PROBLEM DESCRIPTION -
Locate the lines that hold the string "Креветка". Copy every such line.

<<<<

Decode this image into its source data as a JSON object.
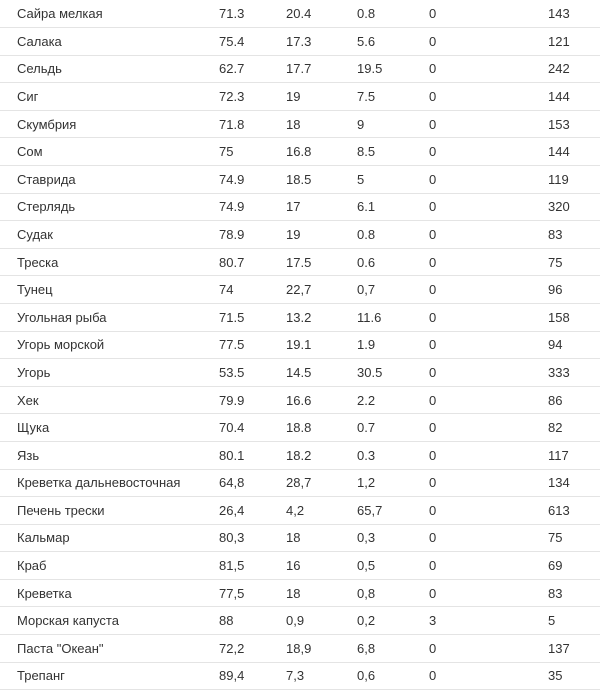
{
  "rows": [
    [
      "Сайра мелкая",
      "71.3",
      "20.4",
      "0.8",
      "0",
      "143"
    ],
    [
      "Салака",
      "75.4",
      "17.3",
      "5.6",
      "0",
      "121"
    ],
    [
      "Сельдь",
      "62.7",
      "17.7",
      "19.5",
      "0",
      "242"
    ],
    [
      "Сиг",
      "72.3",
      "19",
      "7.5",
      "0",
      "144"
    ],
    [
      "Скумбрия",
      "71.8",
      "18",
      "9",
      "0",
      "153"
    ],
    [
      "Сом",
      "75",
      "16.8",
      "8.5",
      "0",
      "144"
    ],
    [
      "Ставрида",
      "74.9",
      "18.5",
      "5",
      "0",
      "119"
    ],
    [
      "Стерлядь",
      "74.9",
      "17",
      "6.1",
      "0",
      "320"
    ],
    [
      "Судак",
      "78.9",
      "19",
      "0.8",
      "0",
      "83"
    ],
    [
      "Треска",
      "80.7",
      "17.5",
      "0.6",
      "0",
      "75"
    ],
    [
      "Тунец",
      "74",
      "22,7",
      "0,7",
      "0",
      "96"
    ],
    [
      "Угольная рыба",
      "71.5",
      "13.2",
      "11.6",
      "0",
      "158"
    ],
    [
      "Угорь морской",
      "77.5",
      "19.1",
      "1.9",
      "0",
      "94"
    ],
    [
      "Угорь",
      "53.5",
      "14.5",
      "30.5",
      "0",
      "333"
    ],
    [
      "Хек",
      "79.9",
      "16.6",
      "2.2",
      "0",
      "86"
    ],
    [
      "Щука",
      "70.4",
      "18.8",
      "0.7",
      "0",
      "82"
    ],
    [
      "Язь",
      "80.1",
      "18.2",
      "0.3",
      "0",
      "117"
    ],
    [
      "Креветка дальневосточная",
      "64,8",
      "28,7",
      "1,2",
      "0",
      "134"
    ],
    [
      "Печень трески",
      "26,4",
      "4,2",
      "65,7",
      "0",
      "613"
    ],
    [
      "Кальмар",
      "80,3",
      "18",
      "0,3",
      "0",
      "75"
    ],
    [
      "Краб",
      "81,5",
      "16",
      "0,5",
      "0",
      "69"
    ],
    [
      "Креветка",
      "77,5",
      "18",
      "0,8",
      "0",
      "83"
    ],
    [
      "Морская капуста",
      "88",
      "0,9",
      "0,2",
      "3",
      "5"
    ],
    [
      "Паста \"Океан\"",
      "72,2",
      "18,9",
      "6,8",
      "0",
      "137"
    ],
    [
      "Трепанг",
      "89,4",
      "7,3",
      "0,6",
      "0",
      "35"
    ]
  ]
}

>>>>
<<<<

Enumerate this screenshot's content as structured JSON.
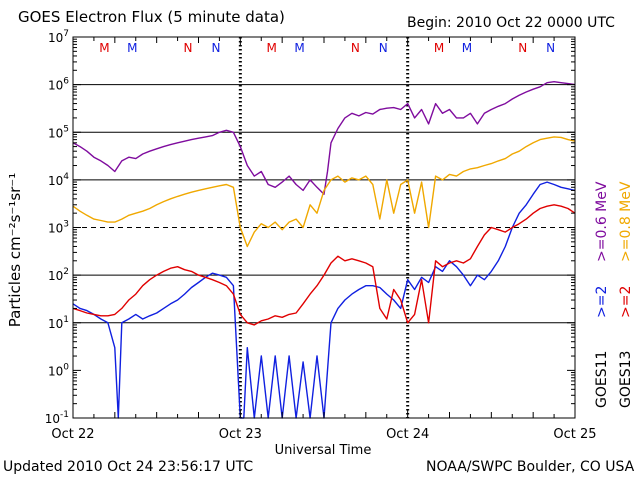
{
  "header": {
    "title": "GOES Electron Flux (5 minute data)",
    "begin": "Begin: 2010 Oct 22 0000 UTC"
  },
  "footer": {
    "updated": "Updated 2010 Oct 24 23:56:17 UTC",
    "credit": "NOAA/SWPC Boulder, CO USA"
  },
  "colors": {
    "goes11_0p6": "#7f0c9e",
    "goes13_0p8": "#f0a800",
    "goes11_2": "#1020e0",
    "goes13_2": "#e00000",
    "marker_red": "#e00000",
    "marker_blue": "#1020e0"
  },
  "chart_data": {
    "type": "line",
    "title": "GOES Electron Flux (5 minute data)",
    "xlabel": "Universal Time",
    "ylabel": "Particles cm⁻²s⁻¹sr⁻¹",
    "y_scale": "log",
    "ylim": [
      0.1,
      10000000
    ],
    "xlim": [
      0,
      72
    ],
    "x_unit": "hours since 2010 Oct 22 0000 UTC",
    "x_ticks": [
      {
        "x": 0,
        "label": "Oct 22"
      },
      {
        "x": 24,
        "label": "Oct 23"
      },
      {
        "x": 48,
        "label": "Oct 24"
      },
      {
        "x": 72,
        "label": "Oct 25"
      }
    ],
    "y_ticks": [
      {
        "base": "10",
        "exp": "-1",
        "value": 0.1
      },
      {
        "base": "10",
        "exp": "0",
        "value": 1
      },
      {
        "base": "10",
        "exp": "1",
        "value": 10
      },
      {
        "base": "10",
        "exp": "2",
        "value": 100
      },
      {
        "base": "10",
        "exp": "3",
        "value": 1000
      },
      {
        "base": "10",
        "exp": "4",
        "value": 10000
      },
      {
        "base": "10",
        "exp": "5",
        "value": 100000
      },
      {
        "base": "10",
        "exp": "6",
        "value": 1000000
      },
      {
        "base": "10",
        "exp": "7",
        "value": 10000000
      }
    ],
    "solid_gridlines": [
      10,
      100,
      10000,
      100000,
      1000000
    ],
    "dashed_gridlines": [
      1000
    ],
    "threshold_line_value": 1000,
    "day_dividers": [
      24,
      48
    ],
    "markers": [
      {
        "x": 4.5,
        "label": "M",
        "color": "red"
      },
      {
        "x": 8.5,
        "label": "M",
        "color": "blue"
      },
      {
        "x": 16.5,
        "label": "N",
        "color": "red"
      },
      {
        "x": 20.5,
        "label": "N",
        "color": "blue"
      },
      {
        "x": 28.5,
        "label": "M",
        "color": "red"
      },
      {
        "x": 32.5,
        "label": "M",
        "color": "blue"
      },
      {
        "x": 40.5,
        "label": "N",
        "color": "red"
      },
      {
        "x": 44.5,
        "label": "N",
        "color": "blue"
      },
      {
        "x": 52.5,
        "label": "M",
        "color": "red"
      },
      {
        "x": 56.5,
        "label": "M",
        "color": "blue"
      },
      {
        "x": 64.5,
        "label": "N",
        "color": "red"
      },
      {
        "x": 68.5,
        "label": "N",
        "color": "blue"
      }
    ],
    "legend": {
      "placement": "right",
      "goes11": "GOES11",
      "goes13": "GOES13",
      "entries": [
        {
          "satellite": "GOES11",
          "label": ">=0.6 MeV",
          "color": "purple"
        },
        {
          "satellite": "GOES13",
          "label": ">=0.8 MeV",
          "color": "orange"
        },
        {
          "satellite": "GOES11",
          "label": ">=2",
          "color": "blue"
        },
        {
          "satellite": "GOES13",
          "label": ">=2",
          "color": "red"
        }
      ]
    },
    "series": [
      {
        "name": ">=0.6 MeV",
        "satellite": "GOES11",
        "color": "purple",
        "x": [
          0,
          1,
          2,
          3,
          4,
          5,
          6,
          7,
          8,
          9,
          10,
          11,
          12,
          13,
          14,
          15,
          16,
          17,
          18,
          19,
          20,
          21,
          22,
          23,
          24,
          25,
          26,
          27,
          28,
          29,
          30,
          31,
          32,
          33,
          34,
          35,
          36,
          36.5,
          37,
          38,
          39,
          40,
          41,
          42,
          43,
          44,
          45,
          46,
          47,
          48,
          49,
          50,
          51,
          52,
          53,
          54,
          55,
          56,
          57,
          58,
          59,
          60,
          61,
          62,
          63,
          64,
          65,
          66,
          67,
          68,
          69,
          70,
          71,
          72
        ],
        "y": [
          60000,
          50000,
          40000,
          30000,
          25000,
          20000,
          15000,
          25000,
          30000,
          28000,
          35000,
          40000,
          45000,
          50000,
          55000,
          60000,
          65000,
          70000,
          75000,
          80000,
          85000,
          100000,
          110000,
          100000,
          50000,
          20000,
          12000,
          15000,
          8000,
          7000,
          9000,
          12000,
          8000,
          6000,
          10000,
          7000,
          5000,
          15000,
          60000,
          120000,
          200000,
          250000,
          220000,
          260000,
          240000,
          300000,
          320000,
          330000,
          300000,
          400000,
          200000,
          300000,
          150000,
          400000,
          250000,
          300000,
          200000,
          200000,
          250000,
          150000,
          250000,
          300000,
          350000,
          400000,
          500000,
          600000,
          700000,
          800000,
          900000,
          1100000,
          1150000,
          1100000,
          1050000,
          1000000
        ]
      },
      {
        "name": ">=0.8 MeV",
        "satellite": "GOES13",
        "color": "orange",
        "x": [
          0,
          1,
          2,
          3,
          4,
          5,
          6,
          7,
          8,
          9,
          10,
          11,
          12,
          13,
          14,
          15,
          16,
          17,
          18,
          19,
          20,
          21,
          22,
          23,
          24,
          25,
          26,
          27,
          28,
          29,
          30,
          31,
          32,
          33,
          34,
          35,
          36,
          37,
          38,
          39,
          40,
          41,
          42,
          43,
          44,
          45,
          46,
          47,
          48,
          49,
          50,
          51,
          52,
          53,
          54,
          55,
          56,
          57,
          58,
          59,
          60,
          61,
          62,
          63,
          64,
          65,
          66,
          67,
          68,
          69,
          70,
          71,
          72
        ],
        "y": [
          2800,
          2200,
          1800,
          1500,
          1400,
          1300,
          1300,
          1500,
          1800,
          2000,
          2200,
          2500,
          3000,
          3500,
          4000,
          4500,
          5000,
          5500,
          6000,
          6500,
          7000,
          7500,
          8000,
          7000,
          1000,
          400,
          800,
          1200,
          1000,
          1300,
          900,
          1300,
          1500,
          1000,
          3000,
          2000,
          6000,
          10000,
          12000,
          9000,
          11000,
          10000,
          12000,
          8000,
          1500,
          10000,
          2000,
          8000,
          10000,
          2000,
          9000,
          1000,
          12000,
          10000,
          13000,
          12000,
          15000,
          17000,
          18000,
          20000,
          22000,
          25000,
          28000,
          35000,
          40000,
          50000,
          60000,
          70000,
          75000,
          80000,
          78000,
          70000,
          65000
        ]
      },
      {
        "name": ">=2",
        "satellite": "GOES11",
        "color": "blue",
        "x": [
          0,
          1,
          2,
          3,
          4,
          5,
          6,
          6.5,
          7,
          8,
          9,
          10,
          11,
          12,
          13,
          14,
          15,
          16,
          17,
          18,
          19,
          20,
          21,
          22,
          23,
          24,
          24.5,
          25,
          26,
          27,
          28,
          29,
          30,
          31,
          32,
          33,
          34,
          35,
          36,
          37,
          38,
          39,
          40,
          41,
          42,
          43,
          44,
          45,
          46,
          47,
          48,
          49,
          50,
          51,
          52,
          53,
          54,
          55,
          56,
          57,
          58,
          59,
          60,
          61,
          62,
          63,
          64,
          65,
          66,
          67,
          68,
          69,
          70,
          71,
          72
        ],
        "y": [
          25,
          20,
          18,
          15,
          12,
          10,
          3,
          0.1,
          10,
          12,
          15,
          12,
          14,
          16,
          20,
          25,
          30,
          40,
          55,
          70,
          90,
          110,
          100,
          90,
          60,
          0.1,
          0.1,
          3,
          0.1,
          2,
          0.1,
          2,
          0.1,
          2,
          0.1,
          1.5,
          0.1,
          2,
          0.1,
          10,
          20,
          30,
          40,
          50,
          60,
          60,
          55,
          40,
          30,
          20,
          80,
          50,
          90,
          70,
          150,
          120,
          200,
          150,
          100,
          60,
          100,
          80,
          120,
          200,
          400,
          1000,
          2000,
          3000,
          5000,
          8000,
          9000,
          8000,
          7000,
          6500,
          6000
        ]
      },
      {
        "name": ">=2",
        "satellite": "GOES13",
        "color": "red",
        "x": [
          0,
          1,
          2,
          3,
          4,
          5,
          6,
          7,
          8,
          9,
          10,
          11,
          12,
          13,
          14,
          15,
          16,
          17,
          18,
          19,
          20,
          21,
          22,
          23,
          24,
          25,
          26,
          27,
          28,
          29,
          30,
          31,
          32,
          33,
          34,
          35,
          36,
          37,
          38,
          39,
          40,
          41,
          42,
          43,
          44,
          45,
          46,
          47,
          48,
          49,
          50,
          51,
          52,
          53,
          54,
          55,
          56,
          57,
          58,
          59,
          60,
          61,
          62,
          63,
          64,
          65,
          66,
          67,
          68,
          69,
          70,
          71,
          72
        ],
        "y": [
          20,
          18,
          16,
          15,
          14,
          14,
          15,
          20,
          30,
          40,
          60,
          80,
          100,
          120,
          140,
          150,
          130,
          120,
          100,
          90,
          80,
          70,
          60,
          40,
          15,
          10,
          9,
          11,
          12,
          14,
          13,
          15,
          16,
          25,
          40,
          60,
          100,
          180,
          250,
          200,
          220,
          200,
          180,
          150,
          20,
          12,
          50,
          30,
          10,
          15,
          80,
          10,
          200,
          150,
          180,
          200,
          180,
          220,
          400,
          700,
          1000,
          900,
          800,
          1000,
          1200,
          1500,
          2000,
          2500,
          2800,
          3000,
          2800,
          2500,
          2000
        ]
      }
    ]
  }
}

>>>>

RESULT -
      "Креветка дальневосточная",
      "Креветка",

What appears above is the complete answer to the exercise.